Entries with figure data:
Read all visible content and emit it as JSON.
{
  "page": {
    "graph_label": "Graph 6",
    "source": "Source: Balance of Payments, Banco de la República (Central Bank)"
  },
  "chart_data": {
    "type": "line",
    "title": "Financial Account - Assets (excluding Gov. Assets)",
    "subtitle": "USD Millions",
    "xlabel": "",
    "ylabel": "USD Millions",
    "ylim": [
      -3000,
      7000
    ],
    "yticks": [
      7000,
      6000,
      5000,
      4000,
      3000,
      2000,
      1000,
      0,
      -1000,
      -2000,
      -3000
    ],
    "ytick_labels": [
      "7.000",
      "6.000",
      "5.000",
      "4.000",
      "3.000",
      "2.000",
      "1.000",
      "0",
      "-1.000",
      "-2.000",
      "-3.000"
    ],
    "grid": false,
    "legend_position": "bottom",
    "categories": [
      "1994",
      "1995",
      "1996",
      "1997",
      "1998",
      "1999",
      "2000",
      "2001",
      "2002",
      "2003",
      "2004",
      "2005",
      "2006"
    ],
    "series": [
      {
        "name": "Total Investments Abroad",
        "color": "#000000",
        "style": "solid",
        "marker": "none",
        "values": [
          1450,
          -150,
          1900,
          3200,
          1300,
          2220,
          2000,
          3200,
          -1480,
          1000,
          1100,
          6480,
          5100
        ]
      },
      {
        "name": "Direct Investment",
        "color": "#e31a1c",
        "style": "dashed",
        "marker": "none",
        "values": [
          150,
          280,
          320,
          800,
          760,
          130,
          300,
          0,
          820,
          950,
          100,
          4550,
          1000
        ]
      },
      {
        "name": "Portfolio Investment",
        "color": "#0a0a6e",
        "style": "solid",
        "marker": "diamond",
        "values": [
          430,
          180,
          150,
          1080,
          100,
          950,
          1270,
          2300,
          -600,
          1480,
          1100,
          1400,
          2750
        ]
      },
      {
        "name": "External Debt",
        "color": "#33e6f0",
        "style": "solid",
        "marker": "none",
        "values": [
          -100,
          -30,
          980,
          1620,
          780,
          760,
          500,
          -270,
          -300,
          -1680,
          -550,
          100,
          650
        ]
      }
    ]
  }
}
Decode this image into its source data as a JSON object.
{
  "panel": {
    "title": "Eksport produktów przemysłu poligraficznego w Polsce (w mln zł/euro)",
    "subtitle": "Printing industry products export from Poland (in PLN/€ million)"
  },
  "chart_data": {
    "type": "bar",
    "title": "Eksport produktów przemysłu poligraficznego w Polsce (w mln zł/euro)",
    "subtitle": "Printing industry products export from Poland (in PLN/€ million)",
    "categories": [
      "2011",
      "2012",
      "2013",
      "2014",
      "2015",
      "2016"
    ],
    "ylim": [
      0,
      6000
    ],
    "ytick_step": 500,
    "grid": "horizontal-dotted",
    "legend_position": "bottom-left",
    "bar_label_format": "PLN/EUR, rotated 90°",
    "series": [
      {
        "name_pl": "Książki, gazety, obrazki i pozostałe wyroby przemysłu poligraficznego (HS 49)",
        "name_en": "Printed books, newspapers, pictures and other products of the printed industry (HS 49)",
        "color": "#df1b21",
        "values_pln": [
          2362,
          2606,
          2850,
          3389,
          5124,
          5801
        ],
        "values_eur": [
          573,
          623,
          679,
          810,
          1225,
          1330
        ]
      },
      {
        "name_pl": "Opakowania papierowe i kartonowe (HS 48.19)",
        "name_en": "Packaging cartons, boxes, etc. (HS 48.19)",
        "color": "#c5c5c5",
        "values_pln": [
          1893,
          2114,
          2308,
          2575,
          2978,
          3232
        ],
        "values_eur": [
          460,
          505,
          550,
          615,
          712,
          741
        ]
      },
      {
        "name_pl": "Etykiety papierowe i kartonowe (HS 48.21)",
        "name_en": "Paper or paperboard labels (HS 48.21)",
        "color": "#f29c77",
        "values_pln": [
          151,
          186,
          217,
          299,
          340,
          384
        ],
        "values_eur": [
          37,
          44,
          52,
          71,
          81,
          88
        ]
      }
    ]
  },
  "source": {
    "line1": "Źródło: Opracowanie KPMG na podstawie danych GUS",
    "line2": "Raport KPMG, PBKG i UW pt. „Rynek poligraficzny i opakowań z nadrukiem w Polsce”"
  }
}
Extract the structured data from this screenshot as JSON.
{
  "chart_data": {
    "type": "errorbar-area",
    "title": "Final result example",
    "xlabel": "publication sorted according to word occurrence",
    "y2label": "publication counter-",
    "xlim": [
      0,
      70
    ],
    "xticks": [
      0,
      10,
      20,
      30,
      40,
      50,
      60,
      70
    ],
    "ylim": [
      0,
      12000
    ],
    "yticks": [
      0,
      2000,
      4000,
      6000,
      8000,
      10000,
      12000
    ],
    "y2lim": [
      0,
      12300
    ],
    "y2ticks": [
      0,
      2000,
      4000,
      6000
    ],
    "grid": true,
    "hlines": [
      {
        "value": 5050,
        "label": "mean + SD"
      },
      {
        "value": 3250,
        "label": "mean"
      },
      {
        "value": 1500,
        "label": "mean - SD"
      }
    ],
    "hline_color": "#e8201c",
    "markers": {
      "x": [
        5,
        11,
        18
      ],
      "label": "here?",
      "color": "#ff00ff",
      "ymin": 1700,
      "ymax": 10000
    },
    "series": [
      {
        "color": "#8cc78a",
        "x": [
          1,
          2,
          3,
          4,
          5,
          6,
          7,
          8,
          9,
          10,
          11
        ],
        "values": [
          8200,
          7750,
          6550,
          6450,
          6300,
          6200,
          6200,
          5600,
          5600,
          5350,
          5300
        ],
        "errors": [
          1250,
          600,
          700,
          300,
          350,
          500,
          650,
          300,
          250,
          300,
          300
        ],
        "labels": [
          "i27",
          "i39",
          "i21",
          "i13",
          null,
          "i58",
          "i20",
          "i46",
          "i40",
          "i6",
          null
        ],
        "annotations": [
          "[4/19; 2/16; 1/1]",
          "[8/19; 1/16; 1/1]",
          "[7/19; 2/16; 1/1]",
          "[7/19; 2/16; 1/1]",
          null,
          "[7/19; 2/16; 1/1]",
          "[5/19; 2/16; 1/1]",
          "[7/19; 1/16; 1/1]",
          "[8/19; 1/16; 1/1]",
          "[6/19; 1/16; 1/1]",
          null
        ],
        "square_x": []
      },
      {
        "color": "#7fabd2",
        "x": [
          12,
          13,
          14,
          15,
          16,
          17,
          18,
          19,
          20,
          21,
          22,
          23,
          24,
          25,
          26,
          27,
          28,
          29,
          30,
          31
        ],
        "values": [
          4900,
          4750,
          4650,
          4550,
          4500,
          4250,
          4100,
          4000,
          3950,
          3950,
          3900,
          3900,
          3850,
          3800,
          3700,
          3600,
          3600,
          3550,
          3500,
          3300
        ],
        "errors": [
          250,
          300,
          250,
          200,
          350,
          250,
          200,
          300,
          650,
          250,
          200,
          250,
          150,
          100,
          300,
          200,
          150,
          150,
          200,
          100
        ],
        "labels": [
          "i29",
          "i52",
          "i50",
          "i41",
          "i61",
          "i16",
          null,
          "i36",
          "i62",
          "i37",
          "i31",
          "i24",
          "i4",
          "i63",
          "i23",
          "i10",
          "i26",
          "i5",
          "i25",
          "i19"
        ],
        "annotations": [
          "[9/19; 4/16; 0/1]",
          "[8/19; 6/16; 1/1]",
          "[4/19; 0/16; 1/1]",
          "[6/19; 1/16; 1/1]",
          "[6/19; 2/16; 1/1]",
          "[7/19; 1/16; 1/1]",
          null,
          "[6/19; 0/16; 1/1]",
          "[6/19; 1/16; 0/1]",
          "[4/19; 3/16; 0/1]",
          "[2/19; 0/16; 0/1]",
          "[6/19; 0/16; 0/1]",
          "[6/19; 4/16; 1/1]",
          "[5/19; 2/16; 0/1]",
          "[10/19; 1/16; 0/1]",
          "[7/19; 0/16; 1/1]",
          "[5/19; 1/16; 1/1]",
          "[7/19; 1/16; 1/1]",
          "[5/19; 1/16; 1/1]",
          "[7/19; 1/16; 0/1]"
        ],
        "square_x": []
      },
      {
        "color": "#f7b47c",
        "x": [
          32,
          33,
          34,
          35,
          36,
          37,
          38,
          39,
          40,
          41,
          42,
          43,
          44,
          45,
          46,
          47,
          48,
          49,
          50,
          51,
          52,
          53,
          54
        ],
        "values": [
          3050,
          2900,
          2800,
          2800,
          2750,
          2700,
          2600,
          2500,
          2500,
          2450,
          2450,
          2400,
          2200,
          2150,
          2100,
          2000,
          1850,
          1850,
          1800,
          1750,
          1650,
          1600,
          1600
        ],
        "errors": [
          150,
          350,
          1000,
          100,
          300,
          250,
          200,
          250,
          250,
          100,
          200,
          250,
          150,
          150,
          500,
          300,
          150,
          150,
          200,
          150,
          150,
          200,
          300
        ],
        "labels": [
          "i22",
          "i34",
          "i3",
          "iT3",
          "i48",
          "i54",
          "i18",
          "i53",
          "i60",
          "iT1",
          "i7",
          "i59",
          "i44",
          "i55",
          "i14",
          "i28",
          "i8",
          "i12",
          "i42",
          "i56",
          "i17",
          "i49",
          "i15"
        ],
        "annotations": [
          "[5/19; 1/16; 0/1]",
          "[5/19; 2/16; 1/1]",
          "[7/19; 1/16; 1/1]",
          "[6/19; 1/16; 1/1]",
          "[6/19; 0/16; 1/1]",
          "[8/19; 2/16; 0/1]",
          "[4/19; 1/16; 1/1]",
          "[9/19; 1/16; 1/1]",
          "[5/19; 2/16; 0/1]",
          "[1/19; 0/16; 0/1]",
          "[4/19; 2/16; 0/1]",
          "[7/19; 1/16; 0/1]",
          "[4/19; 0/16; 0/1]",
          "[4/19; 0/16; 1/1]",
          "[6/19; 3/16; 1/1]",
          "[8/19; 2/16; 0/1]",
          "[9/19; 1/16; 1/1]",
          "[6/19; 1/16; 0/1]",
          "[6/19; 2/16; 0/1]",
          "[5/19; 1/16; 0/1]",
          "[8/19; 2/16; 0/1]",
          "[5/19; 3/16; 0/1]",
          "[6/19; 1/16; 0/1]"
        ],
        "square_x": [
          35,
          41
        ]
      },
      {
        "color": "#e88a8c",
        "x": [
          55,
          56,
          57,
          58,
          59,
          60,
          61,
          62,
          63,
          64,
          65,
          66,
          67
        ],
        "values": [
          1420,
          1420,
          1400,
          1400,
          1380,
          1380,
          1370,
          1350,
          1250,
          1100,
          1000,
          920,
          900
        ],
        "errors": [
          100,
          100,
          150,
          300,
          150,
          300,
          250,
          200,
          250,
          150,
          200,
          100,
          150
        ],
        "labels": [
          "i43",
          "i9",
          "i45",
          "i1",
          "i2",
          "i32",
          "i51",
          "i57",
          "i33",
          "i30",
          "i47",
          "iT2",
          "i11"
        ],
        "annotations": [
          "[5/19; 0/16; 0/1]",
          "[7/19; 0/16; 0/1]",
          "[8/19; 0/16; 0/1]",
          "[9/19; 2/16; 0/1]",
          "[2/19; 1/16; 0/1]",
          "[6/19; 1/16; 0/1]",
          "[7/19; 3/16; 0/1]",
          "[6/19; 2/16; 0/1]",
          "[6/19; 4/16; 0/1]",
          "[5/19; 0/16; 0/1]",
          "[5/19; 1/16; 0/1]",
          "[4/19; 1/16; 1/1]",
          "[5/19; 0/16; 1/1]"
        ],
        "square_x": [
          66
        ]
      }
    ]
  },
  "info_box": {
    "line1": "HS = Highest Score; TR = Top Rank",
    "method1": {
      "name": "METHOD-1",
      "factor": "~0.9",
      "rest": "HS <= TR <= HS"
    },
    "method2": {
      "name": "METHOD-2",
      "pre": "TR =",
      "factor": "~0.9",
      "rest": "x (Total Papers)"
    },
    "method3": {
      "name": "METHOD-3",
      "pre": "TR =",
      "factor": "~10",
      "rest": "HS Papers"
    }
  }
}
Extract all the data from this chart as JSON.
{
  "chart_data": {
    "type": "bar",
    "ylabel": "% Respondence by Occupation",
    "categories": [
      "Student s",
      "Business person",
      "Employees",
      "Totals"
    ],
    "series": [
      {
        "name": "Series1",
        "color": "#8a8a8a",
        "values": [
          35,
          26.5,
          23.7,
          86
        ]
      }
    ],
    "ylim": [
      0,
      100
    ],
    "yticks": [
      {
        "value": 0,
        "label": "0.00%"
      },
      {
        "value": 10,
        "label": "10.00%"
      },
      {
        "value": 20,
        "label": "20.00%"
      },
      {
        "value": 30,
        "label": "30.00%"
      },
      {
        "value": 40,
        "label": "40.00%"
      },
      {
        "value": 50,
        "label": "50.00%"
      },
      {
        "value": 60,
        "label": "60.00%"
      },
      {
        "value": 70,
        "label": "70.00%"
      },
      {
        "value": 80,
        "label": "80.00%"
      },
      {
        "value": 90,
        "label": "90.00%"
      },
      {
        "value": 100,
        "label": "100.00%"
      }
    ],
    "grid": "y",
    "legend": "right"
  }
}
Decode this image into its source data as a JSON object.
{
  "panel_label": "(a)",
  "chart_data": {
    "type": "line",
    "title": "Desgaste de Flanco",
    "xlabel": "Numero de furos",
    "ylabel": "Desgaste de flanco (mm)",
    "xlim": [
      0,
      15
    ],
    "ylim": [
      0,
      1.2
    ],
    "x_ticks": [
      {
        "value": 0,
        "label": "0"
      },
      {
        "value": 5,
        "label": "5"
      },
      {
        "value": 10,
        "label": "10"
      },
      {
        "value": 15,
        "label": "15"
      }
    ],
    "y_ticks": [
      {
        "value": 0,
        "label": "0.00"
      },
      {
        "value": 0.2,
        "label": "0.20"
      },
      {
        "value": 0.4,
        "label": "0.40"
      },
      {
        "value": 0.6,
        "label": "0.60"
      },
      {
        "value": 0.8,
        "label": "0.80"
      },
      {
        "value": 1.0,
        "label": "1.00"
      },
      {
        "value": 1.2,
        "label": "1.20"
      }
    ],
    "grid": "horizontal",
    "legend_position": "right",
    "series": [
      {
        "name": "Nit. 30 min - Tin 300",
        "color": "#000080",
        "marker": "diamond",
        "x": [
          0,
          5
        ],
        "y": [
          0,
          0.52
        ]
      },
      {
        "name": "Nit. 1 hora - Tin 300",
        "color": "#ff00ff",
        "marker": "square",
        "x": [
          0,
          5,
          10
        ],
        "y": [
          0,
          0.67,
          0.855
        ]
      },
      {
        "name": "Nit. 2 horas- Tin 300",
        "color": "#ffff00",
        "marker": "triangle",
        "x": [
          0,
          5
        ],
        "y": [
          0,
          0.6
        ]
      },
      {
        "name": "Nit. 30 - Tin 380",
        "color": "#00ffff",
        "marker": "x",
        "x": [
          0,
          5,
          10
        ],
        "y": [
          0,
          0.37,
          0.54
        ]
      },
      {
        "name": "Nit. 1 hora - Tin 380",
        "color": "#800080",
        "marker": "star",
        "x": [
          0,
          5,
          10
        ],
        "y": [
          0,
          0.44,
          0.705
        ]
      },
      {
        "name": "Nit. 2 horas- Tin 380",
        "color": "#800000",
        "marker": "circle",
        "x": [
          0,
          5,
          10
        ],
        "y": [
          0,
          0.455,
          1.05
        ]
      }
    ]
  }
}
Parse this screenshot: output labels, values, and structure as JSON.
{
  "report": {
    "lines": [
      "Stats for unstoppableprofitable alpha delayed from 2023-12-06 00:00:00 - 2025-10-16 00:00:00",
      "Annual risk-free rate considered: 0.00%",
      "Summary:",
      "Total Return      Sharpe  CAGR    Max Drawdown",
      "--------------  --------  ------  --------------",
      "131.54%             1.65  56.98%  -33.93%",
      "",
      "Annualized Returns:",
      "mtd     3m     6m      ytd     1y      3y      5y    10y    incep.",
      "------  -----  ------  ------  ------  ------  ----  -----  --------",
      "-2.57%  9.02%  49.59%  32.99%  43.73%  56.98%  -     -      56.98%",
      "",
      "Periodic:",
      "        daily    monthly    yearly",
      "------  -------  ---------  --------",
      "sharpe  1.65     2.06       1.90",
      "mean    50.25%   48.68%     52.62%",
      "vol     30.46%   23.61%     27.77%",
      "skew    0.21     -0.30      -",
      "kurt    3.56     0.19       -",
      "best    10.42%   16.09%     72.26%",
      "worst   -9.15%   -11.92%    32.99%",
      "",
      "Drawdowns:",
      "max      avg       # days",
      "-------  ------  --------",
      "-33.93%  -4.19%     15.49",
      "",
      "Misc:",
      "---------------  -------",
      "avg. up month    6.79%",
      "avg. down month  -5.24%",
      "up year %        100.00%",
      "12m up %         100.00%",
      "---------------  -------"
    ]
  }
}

**Problem statement**
Show every line above in which the word "bottom" occurs.

**Task result**
    "legend_position": "bottom",
    "legend_position": "bottom-left",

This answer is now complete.